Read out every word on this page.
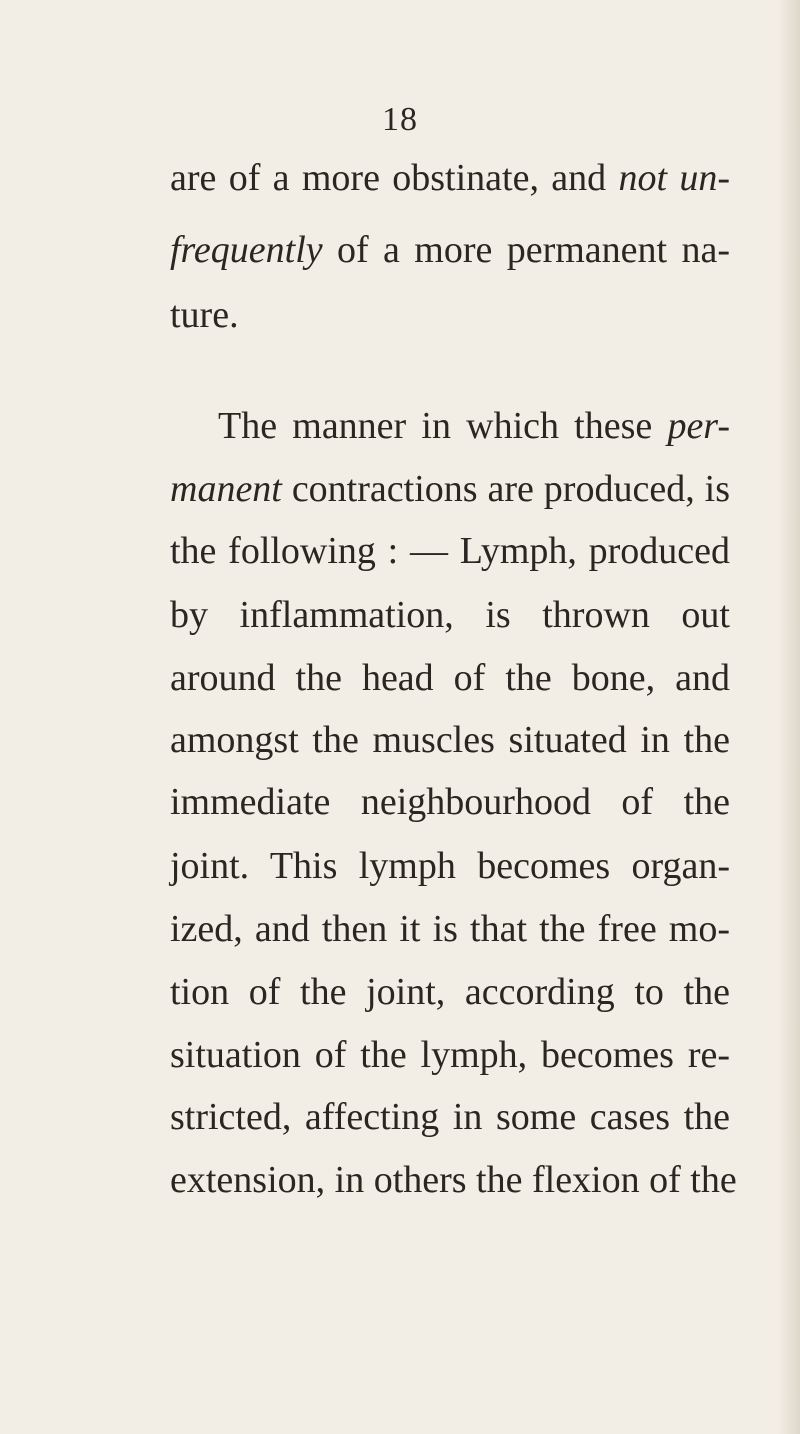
18
are of a more obstinate, and not un-
frequently of a more permanent na-
ture.
The manner in which these per-
manent contractions are produced, is
the following : — Lymph, produced
by inflammation, is thrown out
around the head of the bone, and
amongst the muscles situated in the
immediate neighbourhood of the
joint. This lymph becomes organ-
ized, and then it is that the free mo-
tion of the joint, according to the
situation of the lymph, becomes re-
stricted, affecting in some cases the
extension, in others the flexion of the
━━━━━━
● **The request**
Copy the material above in full and exactly, skipping pictures.

● **Response**
Read out every word on this page.
18
are of a more obstinate, and not un-
frequently of a more permanent na-
ture.
The manner in which these per-
manent contractions are produced, is
the following : — Lymph, produced
by inflammation, is thrown out
around the head of the bone, and
amongst the muscles situated in the
immediate neighbourhood of the
joint. This lymph becomes organ-
ized, and then it is that the free mo-
tion of the joint, according to the
situation of the lymph, becomes re-
stricted, affecting in some cases the
extension, in others the flexion of the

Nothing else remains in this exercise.